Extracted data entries
-- Begin --

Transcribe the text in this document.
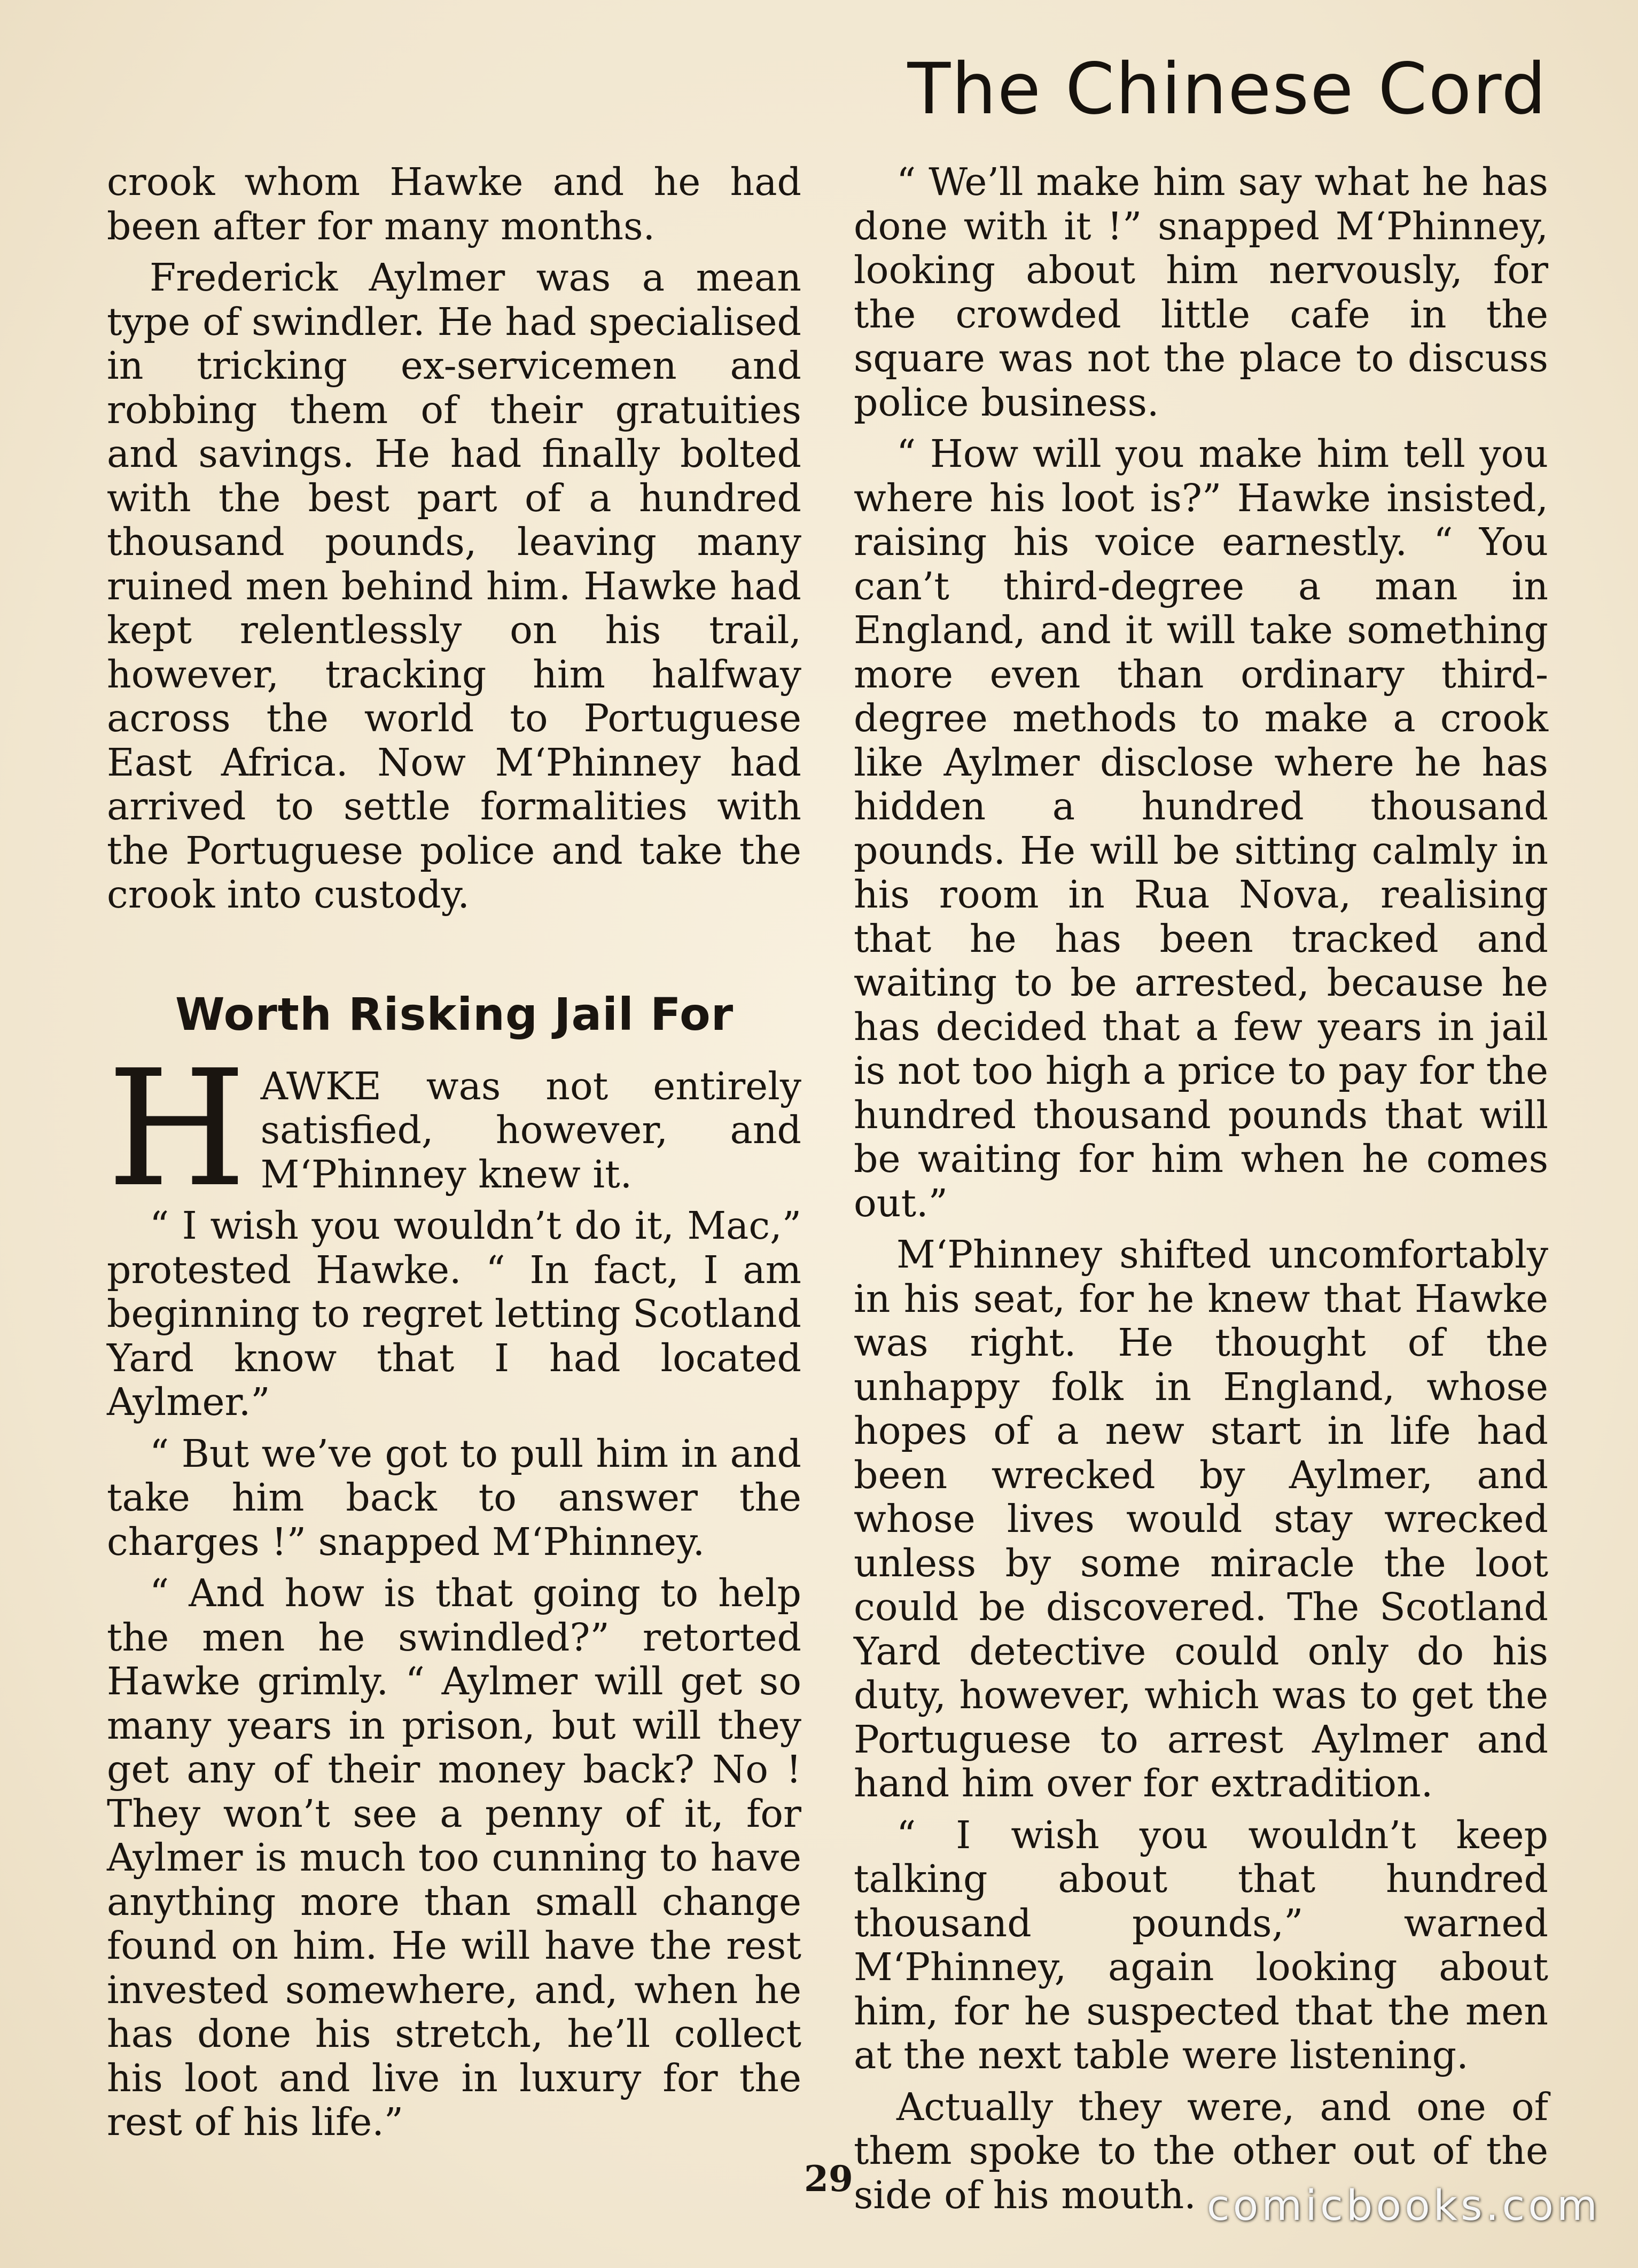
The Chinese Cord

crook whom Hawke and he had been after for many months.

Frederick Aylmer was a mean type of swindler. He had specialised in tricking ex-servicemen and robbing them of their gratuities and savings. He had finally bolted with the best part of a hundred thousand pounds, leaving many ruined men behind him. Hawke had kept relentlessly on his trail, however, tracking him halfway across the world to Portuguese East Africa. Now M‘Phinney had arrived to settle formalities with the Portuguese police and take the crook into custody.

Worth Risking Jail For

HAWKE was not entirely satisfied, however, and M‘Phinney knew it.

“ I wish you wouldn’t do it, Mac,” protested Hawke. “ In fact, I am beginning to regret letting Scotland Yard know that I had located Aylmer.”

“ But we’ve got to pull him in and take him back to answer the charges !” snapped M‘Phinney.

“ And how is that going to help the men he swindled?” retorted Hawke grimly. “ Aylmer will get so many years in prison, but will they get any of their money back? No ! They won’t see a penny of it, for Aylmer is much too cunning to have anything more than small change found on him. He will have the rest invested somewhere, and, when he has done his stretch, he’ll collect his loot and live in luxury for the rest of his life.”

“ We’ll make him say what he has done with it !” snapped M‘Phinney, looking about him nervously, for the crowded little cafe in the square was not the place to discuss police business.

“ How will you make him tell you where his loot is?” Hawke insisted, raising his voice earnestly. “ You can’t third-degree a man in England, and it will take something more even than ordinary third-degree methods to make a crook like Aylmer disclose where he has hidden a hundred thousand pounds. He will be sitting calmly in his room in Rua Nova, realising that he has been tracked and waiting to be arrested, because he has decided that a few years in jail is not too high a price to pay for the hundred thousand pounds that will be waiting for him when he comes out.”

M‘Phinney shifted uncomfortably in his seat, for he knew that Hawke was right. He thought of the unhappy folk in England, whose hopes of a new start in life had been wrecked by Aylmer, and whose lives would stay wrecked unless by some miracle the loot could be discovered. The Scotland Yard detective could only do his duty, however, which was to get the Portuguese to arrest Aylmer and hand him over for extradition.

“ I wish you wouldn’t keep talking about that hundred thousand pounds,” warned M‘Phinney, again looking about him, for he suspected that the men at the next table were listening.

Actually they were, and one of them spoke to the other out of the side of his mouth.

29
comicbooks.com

-- End --
-- Begin --

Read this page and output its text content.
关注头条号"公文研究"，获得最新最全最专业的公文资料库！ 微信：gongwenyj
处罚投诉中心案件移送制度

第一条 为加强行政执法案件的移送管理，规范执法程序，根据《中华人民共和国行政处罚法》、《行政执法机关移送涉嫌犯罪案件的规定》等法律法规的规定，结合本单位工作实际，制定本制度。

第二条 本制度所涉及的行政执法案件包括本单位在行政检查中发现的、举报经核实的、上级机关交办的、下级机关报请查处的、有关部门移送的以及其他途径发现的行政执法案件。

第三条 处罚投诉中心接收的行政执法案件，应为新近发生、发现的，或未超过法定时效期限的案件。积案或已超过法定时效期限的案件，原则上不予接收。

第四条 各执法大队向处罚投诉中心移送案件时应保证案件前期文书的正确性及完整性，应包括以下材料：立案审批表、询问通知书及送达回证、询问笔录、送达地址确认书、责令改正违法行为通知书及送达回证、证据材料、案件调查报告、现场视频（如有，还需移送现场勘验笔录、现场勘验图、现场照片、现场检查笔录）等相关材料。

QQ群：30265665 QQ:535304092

-- End --

* **Given instruction**: Identify the lines of the entries containing the string "text". Copy each such line.

* **Reply**:
Transcribe the text in this document.
Read this page and output its text content.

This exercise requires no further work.